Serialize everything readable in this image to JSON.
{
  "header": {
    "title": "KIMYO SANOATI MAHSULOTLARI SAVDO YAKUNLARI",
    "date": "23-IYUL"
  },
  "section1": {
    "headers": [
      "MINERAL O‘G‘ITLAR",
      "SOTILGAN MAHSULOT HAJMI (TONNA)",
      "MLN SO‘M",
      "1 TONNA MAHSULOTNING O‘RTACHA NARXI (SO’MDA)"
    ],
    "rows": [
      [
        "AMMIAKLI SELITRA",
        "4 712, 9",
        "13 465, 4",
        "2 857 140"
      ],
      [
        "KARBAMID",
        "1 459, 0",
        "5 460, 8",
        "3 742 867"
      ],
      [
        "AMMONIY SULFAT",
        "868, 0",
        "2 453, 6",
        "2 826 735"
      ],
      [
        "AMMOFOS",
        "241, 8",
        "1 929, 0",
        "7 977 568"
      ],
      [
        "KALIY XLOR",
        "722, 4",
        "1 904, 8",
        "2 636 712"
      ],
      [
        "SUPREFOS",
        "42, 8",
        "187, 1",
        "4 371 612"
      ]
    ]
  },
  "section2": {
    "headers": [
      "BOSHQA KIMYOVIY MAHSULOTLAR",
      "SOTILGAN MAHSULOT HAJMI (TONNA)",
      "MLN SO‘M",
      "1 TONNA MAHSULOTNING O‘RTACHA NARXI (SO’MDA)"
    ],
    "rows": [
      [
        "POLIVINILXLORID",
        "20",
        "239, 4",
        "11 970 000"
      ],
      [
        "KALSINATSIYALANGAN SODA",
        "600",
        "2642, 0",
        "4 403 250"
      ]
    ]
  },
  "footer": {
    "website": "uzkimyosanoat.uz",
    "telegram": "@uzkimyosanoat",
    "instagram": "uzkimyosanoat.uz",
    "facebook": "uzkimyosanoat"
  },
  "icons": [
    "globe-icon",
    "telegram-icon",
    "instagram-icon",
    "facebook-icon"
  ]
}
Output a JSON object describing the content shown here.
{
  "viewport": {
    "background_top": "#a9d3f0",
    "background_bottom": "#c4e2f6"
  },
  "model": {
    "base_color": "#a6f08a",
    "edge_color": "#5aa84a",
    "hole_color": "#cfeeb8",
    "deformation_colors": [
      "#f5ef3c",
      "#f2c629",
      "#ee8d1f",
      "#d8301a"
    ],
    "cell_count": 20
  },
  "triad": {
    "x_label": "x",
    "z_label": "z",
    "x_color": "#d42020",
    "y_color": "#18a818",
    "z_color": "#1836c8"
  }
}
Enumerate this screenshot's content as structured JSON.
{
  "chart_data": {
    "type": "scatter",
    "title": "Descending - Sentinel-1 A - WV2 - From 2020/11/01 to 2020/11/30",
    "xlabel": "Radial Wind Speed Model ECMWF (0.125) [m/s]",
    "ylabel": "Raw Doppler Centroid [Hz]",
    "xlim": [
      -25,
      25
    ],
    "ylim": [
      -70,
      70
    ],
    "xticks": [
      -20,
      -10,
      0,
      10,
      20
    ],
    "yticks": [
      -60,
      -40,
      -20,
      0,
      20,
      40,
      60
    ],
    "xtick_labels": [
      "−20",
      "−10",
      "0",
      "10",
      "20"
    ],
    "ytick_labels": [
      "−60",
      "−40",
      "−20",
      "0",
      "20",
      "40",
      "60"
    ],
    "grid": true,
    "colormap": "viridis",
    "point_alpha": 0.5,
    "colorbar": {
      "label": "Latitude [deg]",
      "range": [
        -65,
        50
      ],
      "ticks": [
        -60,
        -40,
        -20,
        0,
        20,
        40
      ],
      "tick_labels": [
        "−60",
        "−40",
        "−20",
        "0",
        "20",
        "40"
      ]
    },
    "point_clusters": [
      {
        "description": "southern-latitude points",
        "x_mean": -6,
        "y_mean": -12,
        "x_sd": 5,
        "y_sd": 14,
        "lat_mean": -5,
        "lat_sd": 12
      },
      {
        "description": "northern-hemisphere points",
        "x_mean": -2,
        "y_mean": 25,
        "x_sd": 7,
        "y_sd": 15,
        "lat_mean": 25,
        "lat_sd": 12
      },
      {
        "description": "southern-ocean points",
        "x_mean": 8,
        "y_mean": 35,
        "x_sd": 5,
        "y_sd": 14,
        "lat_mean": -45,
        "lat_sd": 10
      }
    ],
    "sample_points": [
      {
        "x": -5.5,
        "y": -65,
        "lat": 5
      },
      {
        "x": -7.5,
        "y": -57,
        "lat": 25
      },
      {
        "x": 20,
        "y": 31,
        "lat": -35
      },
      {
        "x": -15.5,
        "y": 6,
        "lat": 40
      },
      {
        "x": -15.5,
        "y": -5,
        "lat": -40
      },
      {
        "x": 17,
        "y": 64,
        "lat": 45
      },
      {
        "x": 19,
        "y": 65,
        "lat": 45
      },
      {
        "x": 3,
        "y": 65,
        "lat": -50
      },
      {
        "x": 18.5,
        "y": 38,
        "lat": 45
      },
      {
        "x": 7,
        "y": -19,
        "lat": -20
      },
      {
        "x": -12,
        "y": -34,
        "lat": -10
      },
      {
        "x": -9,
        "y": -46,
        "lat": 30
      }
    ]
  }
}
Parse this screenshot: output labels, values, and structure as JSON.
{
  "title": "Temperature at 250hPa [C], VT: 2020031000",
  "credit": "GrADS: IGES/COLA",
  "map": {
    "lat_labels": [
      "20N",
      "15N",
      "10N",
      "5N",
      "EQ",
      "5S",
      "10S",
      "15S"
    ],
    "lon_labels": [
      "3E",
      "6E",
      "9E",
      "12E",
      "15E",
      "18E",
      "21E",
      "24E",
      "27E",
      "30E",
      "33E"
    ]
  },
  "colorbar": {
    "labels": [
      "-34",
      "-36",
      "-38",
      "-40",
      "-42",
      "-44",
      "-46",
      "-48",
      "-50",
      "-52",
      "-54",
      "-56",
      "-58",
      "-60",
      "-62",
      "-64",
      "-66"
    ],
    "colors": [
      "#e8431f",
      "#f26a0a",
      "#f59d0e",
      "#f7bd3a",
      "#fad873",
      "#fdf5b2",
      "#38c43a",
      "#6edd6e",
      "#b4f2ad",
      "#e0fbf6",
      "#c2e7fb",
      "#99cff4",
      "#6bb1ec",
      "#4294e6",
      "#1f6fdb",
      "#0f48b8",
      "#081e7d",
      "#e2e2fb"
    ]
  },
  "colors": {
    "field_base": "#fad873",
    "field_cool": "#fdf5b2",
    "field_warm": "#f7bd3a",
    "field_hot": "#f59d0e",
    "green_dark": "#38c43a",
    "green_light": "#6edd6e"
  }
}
***
Given problem:
Write every line of the material above again, exactly.

Reply:
Serialize everything readable in this image to JSON.
{
  "header": {
    "title": "KIMYO SANOATI MAHSULOTLARI SAVDO YAKUNLARI",
    "date": "23-IYUL"
  },
  "section1": {
    "headers": [
      "MINERAL O‘G‘ITLAR",
      "SOTILGAN MAHSULOT HAJMI (TONNA)",
      "MLN SO‘M",
      "1 TONNA MAHSULOTNING O‘RTACHA NARXI (SO’MDA)"
    ],
    "rows": [
      [
        "AMMIAKLI SELITRA",
        "4 712, 9",
        "13 465, 4",
        "2 857 140"
      ],
      [
        "KARBAMID",
        "1 459, 0",
        "5 460, 8",
        "3 742 867"
      ],
      [
        "AMMONIY SULFAT",
        "868, 0",
        "2 453, 6",
        "2 826 735"
      ],
      [
        "AMMOFOS",
        "241, 8",
        "1 929, 0",
        "7 977 568"
      ],
      [
        "KALIY XLOR",
        "722, 4",
        "1 904, 8",
        "2 636 712"
      ],
      [
        "SUPREFOS",
        "42, 8",
        "187, 1",
        "4 371 612"
      ]
    ]
  },
  "section2": {
    "headers": [
      "BOSHQA KIMYOVIY MAHSULOTLAR",
      "SOTILGAN MAHSULOT HAJMI (TONNA)",
      "MLN SO‘M",
      "1 TONNA MAHSULOTNING O‘RTACHA NARXI (SO’MDA)"
    ],
    "rows": [
      [
        "POLIVINILXLORID",
        "20",
        "239, 4",
        "11 970 000"
      ],
      [
        "KALSINATSIYALANGAN SODA",
        "600",
        "2642, 0",
        "4 403 250"
      ]
    ]
  },
  "footer": {
    "website": "uzkimyosanoat.uz",
    "telegram": "@uzkimyosanoat",
    "instagram": "uzkimyosanoat.uz",
    "facebook": "uzkimyosanoat"
  },
  "icons": [
    "globe-icon",
    "telegram-icon",
    "instagram-icon",
    "facebook-icon"
  ]
}
Output a JSON object describing the content shown here.
{
  "viewport": {
    "background_top": "#a9d3f0",
    "background_bottom": "#c4e2f6"
  },
  "model": {
    "base_color": "#a6f08a",
    "edge_color": "#5aa84a",
    "hole_color": "#cfeeb8",
    "deformation_colors": [
      "#f5ef3c",
      "#f2c629",
      "#ee8d1f",
      "#d8301a"
    ],
    "cell_count": 20
  },
  "triad": {
    "x_label": "x",
    "z_label": "z",
    "x_color": "#d42020",
    "y_color": "#18a818",
    "z_color": "#1836c8"
  }
}
Enumerate this screenshot's content as structured JSON.
{
  "chart_data": {
    "type": "scatter",
    "title": "Descending - Sentinel-1 A - WV2 - From 2020/11/01 to 2020/11/30",
    "xlabel": "Radial Wind Speed Model ECMWF (0.125) [m/s]",
    "ylabel": "Raw Doppler Centroid [Hz]",
    "xlim": [
      -25,
      25
    ],
    "ylim": [
      -70,
      70
    ],
    "xticks": [
      -20,
      -10,
      0,
      10,
      20
    ],
    "yticks": [
      -60,
      -40,
      -20,
      0,
      20,
      40,
      60
    ],
    "xtick_labels": [
      "−20",
      "−10",
      "0",
      "10",
      "20"
    ],
    "ytick_labels": [
      "−60",
      "−40",
      "−20",
      "0",
      "20",
      "40",
      "60"
    ],
    "grid": true,
    "colormap": "viridis",
    "point_alpha": 0.5,
    "colorbar": {
      "label": "Latitude [deg]",
      "range": [
        -65,
        50
      ],
      "ticks": [
        -60,
        -40,
        -20,
        0,
        20,
        40
      ],
      "tick_labels": [
        "−60",
        "−40",
        "−20",
        "0",
        "20",
        "40"
      ]
    },
    "point_clusters": [
      {
        "description": "southern-latitude points",
        "x_mean": -6,
        "y_mean": -12,
        "x_sd": 5,
        "y_sd": 14,
        "lat_mean": -5,
        "lat_sd": 12
      },
      {
        "description": "northern-hemisphere points",
        "x_mean": -2,
        "y_mean": 25,
        "x_sd": 7,
        "y_sd": 15,
        "lat_mean": 25,
        "lat_sd": 12
      },
      {
        "description": "southern-ocean points",
        "x_mean": 8,
        "y_mean": 35,
        "x_sd": 5,
        "y_sd": 14,
        "lat_mean": -45,
        "lat_sd": 10
      }
    ],
    "sample_points": [
      {
        "x": -5.5,
        "y": -65,
        "lat": 5
      },
      {
        "x": -7.5,
        "y": -57,
        "lat": 25
      },
      {
        "x": 20,
        "y": 31,
        "lat": -35
      },
      {
        "x": -15.5,
        "y": 6,
        "lat": 40
      },
      {
        "x": -15.5,
        "y": -5,
        "lat": -40
      },
      {
        "x": 17,
        "y": 64,
        "lat": 45
      },
      {
        "x": 19,
        "y": 65,
        "lat": 45
      },
      {
        "x": 3,
        "y": 65,
        "lat": -50
      },
      {
        "x": 18.5,
        "y": 38,
        "lat": 45
      },
      {
        "x": 7,
        "y": -19,
        "lat": -20
      },
      {
        "x": -12,
        "y": -34,
        "lat": -10
      },
      {
        "x": -9,
        "y": -46,
        "lat": 30
      }
    ]
  }
}
Parse this screenshot: output labels, values, and structure as JSON.
{
  "title": "Temperature at 250hPa [C], VT: 2020031000",
  "credit": "GrADS: IGES/COLA",
  "map": {
    "lat_labels": [
      "20N",
      "15N",
      "10N",
      "5N",
      "EQ",
      "5S",
      "10S",
      "15S"
    ],
    "lon_labels": [
      "3E",
      "6E",
      "9E",
      "12E",
      "15E",
      "18E",
      "21E",
      "24E",
      "27E",
      "30E",
      "33E"
    ]
  },
  "colorbar": {
    "labels": [
      "-34",
      "-36",
      "-38",
      "-40",
      "-42",
      "-44",
      "-46",
      "-48",
      "-50",
      "-52",
      "-54",
      "-56",
      "-58",
      "-60",
      "-62",
      "-64",
      "-66"
    ],
    "colors": [
      "#e8431f",
      "#f26a0a",
      "#f59d0e",
      "#f7bd3a",
      "#fad873",
      "#fdf5b2",
      "#38c43a",
      "#6edd6e",
      "#b4f2ad",
      "#e0fbf6",
      "#c2e7fb",
      "#99cff4",
      "#6bb1ec",
      "#4294e6",
      "#1f6fdb",
      "#0f48b8",
      "#081e7d",
      "#e2e2fb"
    ]
  },
  "colors": {
    "field_base": "#fad873",
    "field_cool": "#fdf5b2",
    "field_warm": "#f7bd3a",
    "field_hot": "#f59d0e",
    "green_dark": "#38c43a",
    "green_light": "#6edd6e"
  }
}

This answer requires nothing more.